» Instructions to follow:
Among the lines below, how many carry the string "relative"? Reply with a number and nothing else.

» Task data:
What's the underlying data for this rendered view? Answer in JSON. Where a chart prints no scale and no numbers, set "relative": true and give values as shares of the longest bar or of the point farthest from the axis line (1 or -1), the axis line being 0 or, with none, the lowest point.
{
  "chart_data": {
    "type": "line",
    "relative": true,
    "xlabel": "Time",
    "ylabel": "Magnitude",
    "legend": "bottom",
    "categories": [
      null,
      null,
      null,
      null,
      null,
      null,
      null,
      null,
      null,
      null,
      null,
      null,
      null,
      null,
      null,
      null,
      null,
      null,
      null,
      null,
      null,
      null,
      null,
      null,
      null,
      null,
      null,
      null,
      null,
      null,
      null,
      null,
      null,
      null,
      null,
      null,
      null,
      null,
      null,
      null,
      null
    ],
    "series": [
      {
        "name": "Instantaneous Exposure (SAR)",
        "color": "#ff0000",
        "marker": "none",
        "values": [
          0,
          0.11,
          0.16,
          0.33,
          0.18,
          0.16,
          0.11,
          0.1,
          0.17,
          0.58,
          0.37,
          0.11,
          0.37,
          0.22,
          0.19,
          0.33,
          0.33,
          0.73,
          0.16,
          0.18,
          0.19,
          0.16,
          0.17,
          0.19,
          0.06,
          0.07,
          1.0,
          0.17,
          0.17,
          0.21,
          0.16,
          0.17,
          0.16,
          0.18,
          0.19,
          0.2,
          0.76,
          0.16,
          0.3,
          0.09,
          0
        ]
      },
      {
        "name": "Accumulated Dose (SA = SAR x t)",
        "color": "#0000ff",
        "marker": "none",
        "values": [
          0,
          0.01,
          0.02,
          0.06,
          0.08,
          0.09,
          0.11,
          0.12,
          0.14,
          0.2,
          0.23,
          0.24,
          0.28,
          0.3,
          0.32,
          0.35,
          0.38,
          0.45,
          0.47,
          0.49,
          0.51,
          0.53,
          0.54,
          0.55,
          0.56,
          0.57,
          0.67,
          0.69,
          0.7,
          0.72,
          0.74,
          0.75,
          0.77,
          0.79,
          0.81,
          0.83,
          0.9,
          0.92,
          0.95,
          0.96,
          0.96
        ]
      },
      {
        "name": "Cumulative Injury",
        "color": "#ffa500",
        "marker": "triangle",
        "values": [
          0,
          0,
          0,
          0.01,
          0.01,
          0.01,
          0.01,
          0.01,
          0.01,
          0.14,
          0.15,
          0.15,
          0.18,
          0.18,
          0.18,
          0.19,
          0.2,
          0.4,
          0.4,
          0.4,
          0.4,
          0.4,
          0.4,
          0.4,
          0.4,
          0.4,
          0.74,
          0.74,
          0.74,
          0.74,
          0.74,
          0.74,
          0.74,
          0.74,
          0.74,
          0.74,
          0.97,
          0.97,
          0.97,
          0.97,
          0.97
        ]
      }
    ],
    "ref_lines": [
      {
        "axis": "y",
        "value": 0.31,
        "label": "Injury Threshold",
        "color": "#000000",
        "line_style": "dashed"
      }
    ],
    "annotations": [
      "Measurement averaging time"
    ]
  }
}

» Exercise output:
2